> _Stored records_
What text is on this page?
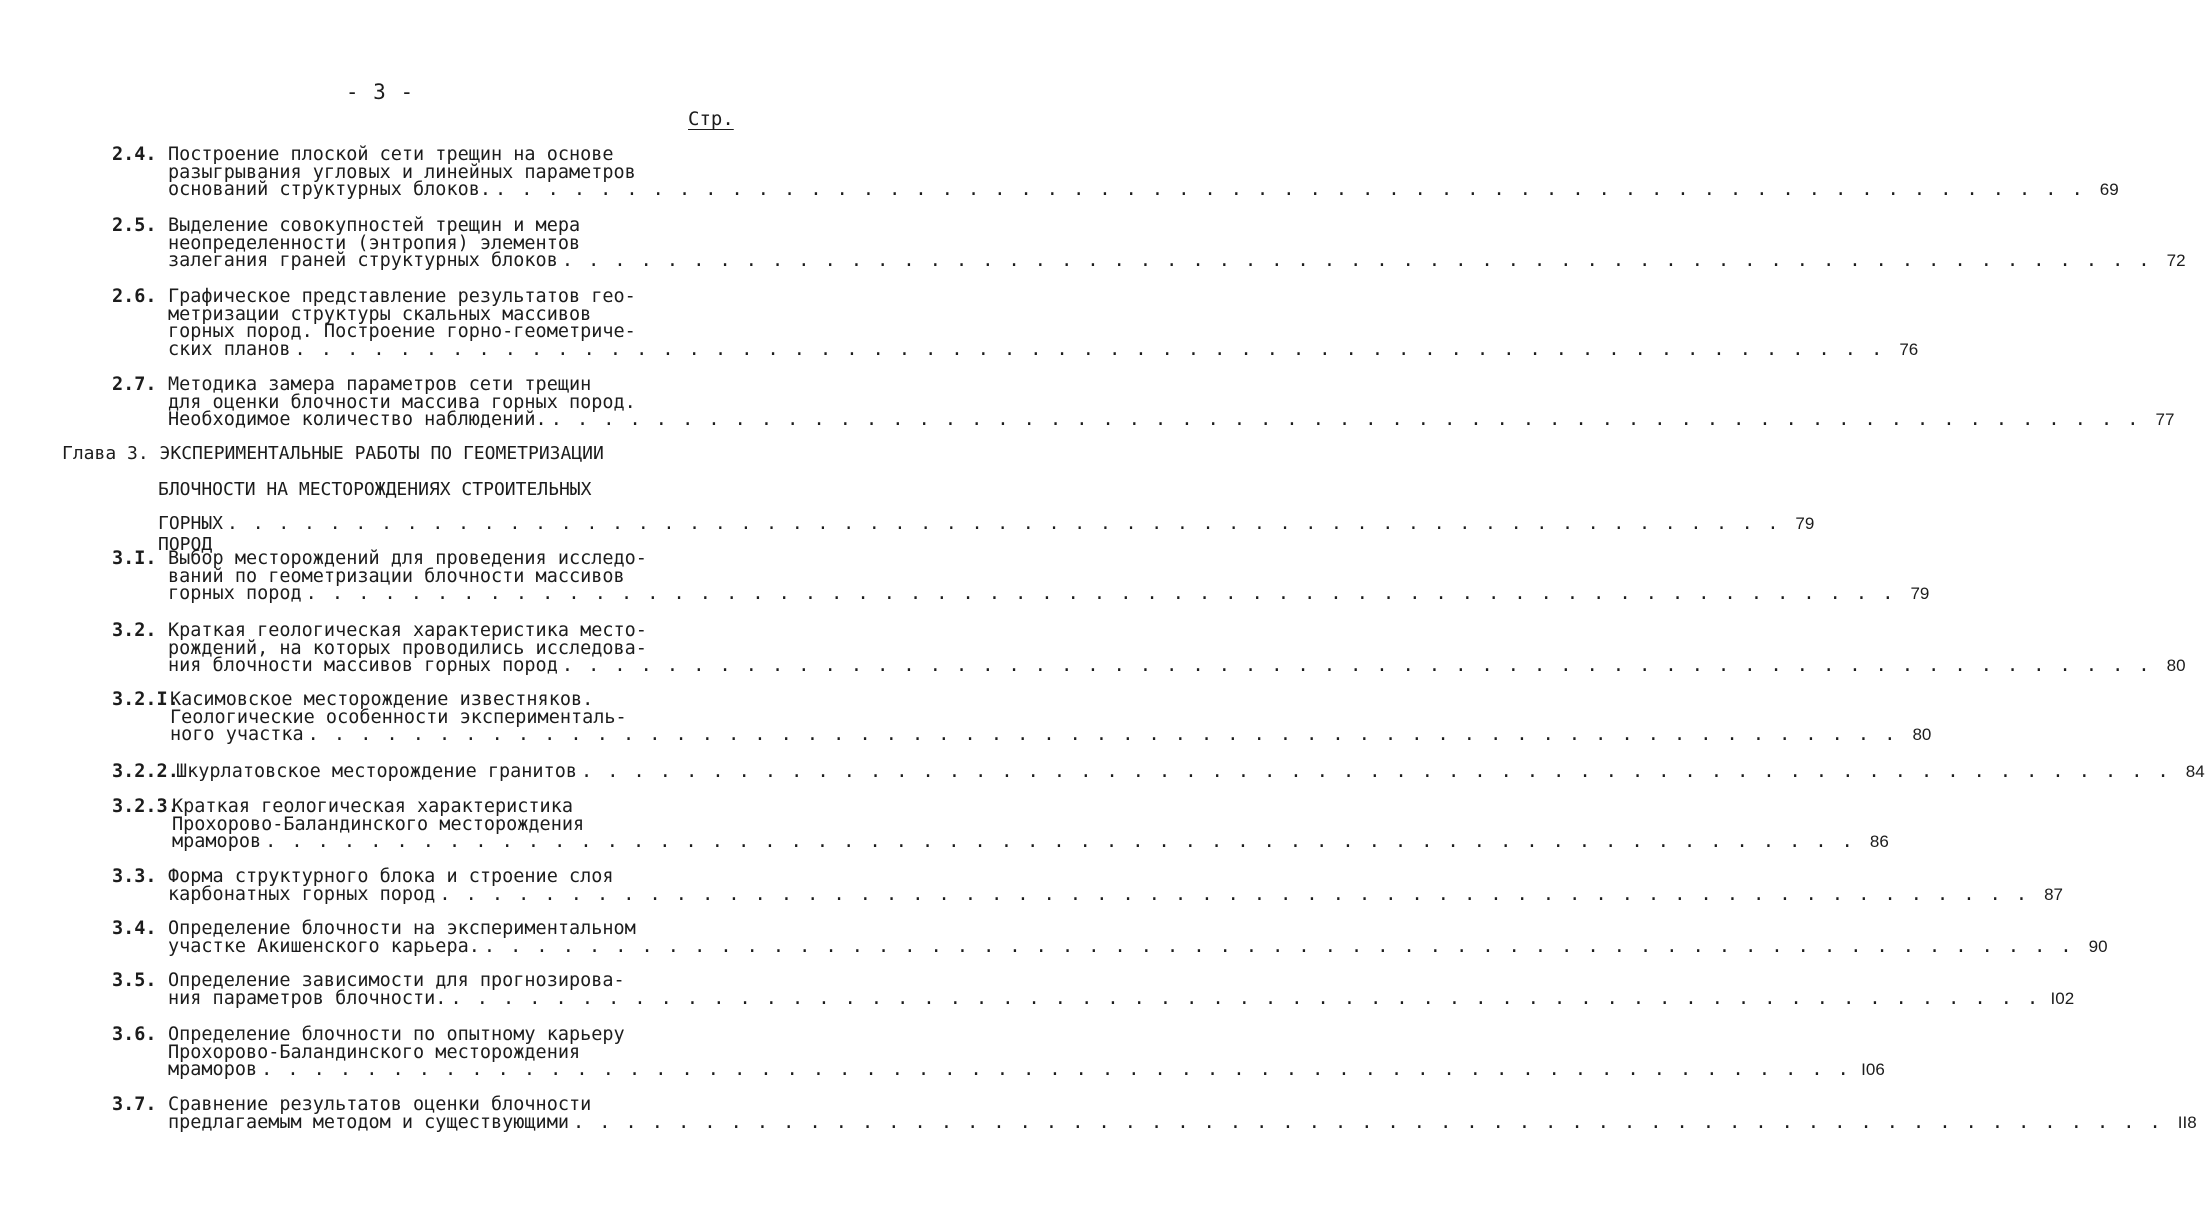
- 3 -
Стр.
2.4. Построение плоской сети трещин на основе
разыгрывания угловых и линейных параметров
оснований структурных блоков. . . . . . . . . . . . . . . . . . . . . . . . . . . . . . . . . . . . . . . . . . . . . . . . . . . . . . . . . . . . . . 69
2.5. Выделение совокупностей трещин и мера
неопределенности (энтропия) элементов
залегания граней структурных блоков . . . . . . . . . . . . . . . . . . . . . . . . . . . . . . . . . . . . . . . . . . . . . . . . . . . . . . . . . . . . . 72
2.6. Графическое представление результатов гео-
метризации структуры скальных массивов
горных пород. Построение горно-геометриче-
ских планов . . . . . . . . . . . . . . . . . . . . . . . . . . . . . . . . . . . . . . . . . . . . . . . . . . . . . . . . . . . . . 76
2.7. Методика замера параметров сети трещин
для оценки блочности массива горных пород.
Необходимое количество наблюдений. . . . . . . . . . . . . . . . . . . . . . . . . . . . . . . . . . . . . . . . . . . . . . . . . . . . . . . . . . . . . . 77
Глава 3. ЭКСПЕРИМЕНТАЛЬНЫЕ РАБОТЫ ПО ГЕОМЕТРИЗАЦИИ
БЛОЧНОСТИ НА МЕСТОРОЖДЕНИЯХ СТРОИТЕЛЬНЫХ
ГОРНЫХ ПОРОД
. . . . . . . . . . . . . . . . . . . . . . . . . . . . . . . . . . . . . . . . . . . . . . . . . . . . . . . . . . . . . 79
3.I. Выбор месторождений для проведения исследо-
ваний по геометризации блочности массивов
горных пород . . . . . . . . . . . . . . . . . . . . . . . . . . . . . . . . . . . . . . . . . . . . . . . . . . . . . . . . . . . . . 79
3.2. Краткая геологическая характеристика место-
рождений, на которых проводились исследова-
ния блочности массивов горных пород . . . . . . . . . . . . . . . . . . . . . . . . . . . . . . . . . . . . . . . . . . . . . . . . . . . . . . . . . . . . . 80
3.2.I.
Касимовское месторождение известняков.
Геологические особенности эксперименталь-
ного участка . . . . . . . . . . . . . . . . . . . . . . . . . . . . . . . . . . . . . . . . . . . . . . . . . . . . . . . . . . . . . 80
3.2.2.
Шкурлатовское месторождение гранитов . . . . . . . . . . . . . . . . . . . . . . . . . . . . . . . . . . . . . . . . . . . . . . . . . . . . . . . . . . . . . 84
3.2.3.
Краткая геологическая характеристика
Прохорово-Баландинского месторождения
мраморов . . . . . . . . . . . . . . . . . . . . . . . . . . . . . . . . . . . . . . . . . . . . . . . . . . . . . . . . . . . . . 86
3.3. Форма структурного блока и строение слоя
карбонатных горных пород . . . . . . . . . . . . . . . . . . . . . . . . . . . . . . . . . . . . . . . . . . . . . . . . . . . . . . . . . . . . . 87
3.4. Определение блочности на экспериментальном
участке Акишенского карьера. . . . . . . . . . . . . . . . . . . . . . . . . . . . . . . . . . . . . . . . . . . . . . . . . . . . . . . . . . . . . . 90
3.5. Определение зависимости для прогнозирова-
ния параметров блочности. . . . . . . . . . . . . . . . . . . . . . . . . . . . . . . . . . . . . . . . . . . . . . . . . . . . . . . . . . . . . . I02
3.6. Определение блочности по опытному карьеру
Прохорово-Баландинского месторождения
мраморов . . . . . . . . . . . . . . . . . . . . . . . . . . . . . . . . . . . . . . . . . . . . . . . . . . . . . . . . . . . . . I06
3.7. Сравнение результатов оценки блочности
предлагаемым методом и существующими . . . . . . . . . . . . . . . . . . . . . . . . . . . . . . . . . . . . . . . . . . . . . . . . . . . . . . . . . . . . . II8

> _WHAT THE TASK REQUIRES_
Write the listing out a second time exactly, dropping all images.

> _FINISHED TASK_
What text is on this page?
- 3 -
Стр.
2.4. Построение плоской сети трещин на основе
разыгрывания угловых и линейных параметров
оснований структурных блоков. . . . . . . . . . . . . . . . . . . . . . . . . . . . . . . . . . . . . . . . . . . . . . . . . . . . . . . . . . . . . . 69
2.5. Выделение совокупностей трещин и мера
неопределенности (энтропия) элементов
залегания граней структурных блоков . . . . . . . . . . . . . . . . . . . . . . . . . . . . . . . . . . . . . . . . . . . . . . . . . . . . . . . . . . . . . 72
2.6. Графическое представление результатов гео-
метризации структуры скальных массивов
горных пород. Построение горно-геометриче-
ских планов . . . . . . . . . . . . . . . . . . . . . . . . . . . . . . . . . . . . . . . . . . . . . . . . . . . . . . . . . . . . . 76
2.7. Методика замера параметров сети трещин
для оценки блочности массива горных пород.
Необходимое количество наблюдений. . . . . . . . . . . . . . . . . . . . . . . . . . . . . . . . . . . . . . . . . . . . . . . . . . . . . . . . . . . . . . 77
Глава 3. ЭКСПЕРИМЕНТАЛЬНЫЕ РАБОТЫ ПО ГЕОМЕТРИЗАЦИИ
БЛОЧНОСТИ НА МЕСТОРОЖДЕНИЯХ СТРОИТЕЛЬНЫХ
ГОРНЫХ ПОРОД
. . . . . . . . . . . . . . . . . . . . . . . . . . . . . . . . . . . . . . . . . . . . . . . . . . . . . . . . . . . . . 79
3.I. Выбор месторождений для проведения исследо-
ваний по геометризации блочности массивов
горных пород . . . . . . . . . . . . . . . . . . . . . . . . . . . . . . . . . . . . . . . . . . . . . . . . . . . . . . . . . . . . . 79
3.2. Краткая геологическая характеристика место-
рождений, на которых проводились исследова-
ния блочности массивов горных пород . . . . . . . . . . . . . . . . . . . . . . . . . . . . . . . . . . . . . . . . . . . . . . . . . . . . . . . . . . . . . 80
3.2.I.
Касимовское месторождение известняков.
Геологические особенности эксперименталь-
ного участка . . . . . . . . . . . . . . . . . . . . . . . . . . . . . . . . . . . . . . . . . . . . . . . . . . . . . . . . . . . . . 80
3.2.2.
Шкурлатовское месторождение гранитов . . . . . . . . . . . . . . . . . . . . . . . . . . . . . . . . . . . . . . . . . . . . . . . . . . . . . . . . . . . . . 84
3.2.3.
Краткая геологическая характеристика
Прохорово-Баландинского месторождения
мраморов . . . . . . . . . . . . . . . . . . . . . . . . . . . . . . . . . . . . . . . . . . . . . . . . . . . . . . . . . . . . . 86
3.3. Форма структурного блока и строение слоя
карбонатных горных пород . . . . . . . . . . . . . . . . . . . . . . . . . . . . . . . . . . . . . . . . . . . . . . . . . . . . . . . . . . . . . 87
3.4. Определение блочности на экспериментальном
участке Акишенского карьера. . . . . . . . . . . . . . . . . . . . . . . . . . . . . . . . . . . . . . . . . . . . . . . . . . . . . . . . . . . . . . 90
3.5. Определение зависимости для прогнозирова-
ния параметров блочности. . . . . . . . . . . . . . . . . . . . . . . . . . . . . . . . . . . . . . . . . . . . . . . . . . . . . . . . . . . . . . I02
3.6. Определение блочности по опытному карьеру
Прохорово-Баландинского месторождения
мраморов . . . . . . . . . . . . . . . . . . . . . . . . . . . . . . . . . . . . . . . . . . . . . . . . . . . . . . . . . . . . . I06
3.7. Сравнение результатов оценки блочности
предлагаемым методом и существующими . . . . . . . . . . . . . . . . . . . . . . . . . . . . . . . . . . . . . . . . . . . . . . . . . . . . . . . . . . . . . II8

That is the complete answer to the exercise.